OBJECTIVE.
Transcribe the whole listing below without changing a word, but leave out every image.

Data records.
____________________
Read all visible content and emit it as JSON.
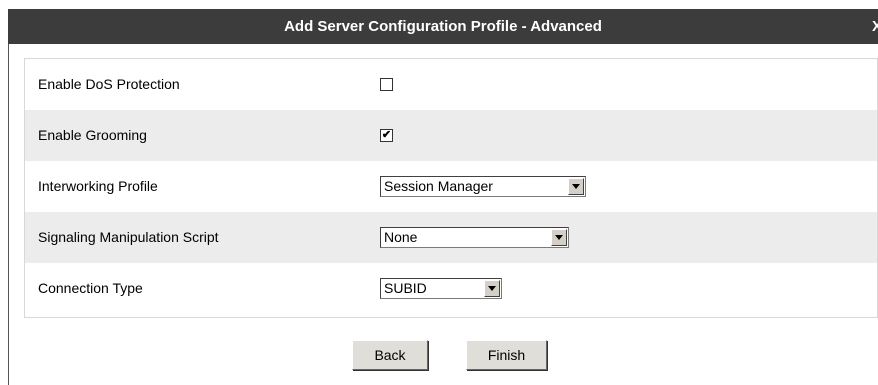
{
  "dialog": {
    "title": "Add Server Configuration Profile - Advanced",
    "close_label": "X"
  },
  "form": {
    "rows": [
      {
        "label": "Enable DoS Protection",
        "control": "checkbox",
        "checked": false,
        "mark": ""
      },
      {
        "label": "Enable Grooming",
        "control": "checkbox",
        "checked": true,
        "mark": "✔"
      },
      {
        "label": "Interworking Profile",
        "control": "select",
        "value": "Session Manager"
      },
      {
        "label": "Signaling Manipulation Script",
        "control": "select",
        "value": "None"
      },
      {
        "label": "Connection Type",
        "control": "select",
        "value": "SUBID"
      }
    ]
  },
  "buttons": {
    "back": "Back",
    "finish": "Finish"
  },
  "icons": {
    "dropdown": "chevron-down-icon",
    "checkbox_check": "check-icon",
    "close": "close-icon"
  }
}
____________________
THE ANSWER.
Read all visible content and emit it as JSON.
{
  "dialog": {
    "title": "Add Server Configuration Profile - Advanced",
    "close_label": "X"
  },
  "form": {
    "rows": [
      {
        "label": "Enable DoS Protection",
        "control": "checkbox",
        "checked": false,
        "mark": ""
      },
      {
        "label": "Enable Grooming",
        "control": "checkbox",
        "checked": true,
        "mark": "✔"
      },
      {
        "label": "Interworking Profile",
        "control": "select",
        "value": "Session Manager"
      },
      {
        "label": "Signaling Manipulation Script",
        "control": "select",
        "value": "None"
      },
      {
        "label": "Connection Type",
        "control": "select",
        "value": "SUBID"
      }
    ]
  },
  "buttons": {
    "back": "Back",
    "finish": "Finish"
  },
  "icons": {
    "dropdown": "chevron-down-icon",
    "checkbox_check": "check-icon",
    "close": "close-icon"
  }
}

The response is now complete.